→ **What is needed**: Copy out the listing below line for line, with no changes.

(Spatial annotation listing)
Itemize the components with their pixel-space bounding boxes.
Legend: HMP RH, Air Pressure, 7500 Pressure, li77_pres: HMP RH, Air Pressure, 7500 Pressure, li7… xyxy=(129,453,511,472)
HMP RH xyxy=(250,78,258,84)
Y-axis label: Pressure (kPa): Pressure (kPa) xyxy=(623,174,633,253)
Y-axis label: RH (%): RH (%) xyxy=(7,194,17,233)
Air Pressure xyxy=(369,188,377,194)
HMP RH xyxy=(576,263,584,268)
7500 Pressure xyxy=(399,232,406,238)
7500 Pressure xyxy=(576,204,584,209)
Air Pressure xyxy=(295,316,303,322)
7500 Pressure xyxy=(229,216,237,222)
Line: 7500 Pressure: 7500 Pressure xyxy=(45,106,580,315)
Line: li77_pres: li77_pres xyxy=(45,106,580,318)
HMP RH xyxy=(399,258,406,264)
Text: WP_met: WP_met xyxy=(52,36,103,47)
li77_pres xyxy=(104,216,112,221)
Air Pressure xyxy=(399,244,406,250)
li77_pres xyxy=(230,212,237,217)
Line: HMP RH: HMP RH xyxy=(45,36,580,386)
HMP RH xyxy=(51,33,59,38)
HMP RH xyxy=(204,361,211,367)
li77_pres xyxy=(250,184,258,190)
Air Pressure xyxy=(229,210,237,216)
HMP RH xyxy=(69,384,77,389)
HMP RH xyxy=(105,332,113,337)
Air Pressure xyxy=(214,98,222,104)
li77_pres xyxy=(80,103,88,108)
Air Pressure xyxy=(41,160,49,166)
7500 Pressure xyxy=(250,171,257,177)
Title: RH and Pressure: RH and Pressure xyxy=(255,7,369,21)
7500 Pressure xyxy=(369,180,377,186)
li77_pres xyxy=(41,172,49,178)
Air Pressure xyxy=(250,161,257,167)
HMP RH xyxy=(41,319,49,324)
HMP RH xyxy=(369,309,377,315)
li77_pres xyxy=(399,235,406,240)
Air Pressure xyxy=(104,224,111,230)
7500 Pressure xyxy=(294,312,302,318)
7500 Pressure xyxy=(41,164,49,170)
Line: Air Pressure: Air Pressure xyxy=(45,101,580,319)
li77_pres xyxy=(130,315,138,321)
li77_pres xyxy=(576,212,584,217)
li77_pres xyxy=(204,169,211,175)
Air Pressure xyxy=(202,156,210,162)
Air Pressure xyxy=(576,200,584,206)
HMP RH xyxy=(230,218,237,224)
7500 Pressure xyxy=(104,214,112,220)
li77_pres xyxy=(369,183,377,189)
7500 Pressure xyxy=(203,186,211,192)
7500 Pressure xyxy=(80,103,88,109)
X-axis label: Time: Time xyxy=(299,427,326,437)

→ **Written response**:
Itemize the components with their pixel-space bounding boxes.
Legend: HMP RH, Air Pressure, 7500 Pressure, li77_pres: HMP RH, Air Pressure, 7500 Pressure, li7… xyxy=(129,453,511,472)
HMP RH xyxy=(250,78,258,84)
Y-axis label: Pressure (kPa): Pressure (kPa) xyxy=(623,174,633,253)
Y-axis label: RH (%): RH (%) xyxy=(7,194,17,233)
Air Pressure xyxy=(369,188,377,194)
HMP RH xyxy=(576,263,584,268)
7500 Pressure xyxy=(399,232,406,238)
7500 Pressure xyxy=(576,204,584,209)
Air Pressure xyxy=(295,316,303,322)
7500 Pressure xyxy=(229,216,237,222)
Line: 7500 Pressure: 7500 Pressure xyxy=(45,106,580,315)
Line: li77_pres: li77_pres xyxy=(45,106,580,318)
HMP RH xyxy=(399,258,406,264)
Text: WP_met: WP_met xyxy=(52,36,103,47)
li77_pres xyxy=(104,216,112,221)
Air Pressure xyxy=(399,244,406,250)
li77_pres xyxy=(230,212,237,217)
Line: HMP RH: HMP RH xyxy=(45,36,580,386)
HMP RH xyxy=(51,33,59,38)
HMP RH xyxy=(204,361,211,367)
li77_pres xyxy=(250,184,258,190)
Air Pressure xyxy=(229,210,237,216)
HMP RH xyxy=(69,384,77,389)
HMP RH xyxy=(105,332,113,337)
Air Pressure xyxy=(214,98,222,104)
li77_pres xyxy=(80,103,88,108)
Air Pressure xyxy=(41,160,49,166)
7500 Pressure xyxy=(250,171,257,177)
Title: RH and Pressure: RH and Pressure xyxy=(255,7,369,21)
7500 Pressure xyxy=(369,180,377,186)
li77_pres xyxy=(41,172,49,178)
Air Pressure xyxy=(250,161,257,167)
HMP RH xyxy=(41,319,49,324)
HMP RH xyxy=(369,309,377,315)
li77_pres xyxy=(399,235,406,240)
Air Pressure xyxy=(104,224,111,230)
7500 Pressure xyxy=(294,312,302,318)
7500 Pressure xyxy=(41,164,49,170)
Line: Air Pressure: Air Pressure xyxy=(45,101,580,319)
li77_pres xyxy=(130,315,138,321)
li77_pres xyxy=(576,212,584,217)
li77_pres xyxy=(204,169,211,175)
Air Pressure xyxy=(202,156,210,162)
Air Pressure xyxy=(576,200,584,206)
HMP RH xyxy=(230,218,237,224)
7500 Pressure xyxy=(104,214,112,220)
li77_pres xyxy=(369,183,377,189)
7500 Pressure xyxy=(203,186,211,192)
7500 Pressure xyxy=(80,103,88,109)
X-axis label: Time: Time xyxy=(299,427,326,437)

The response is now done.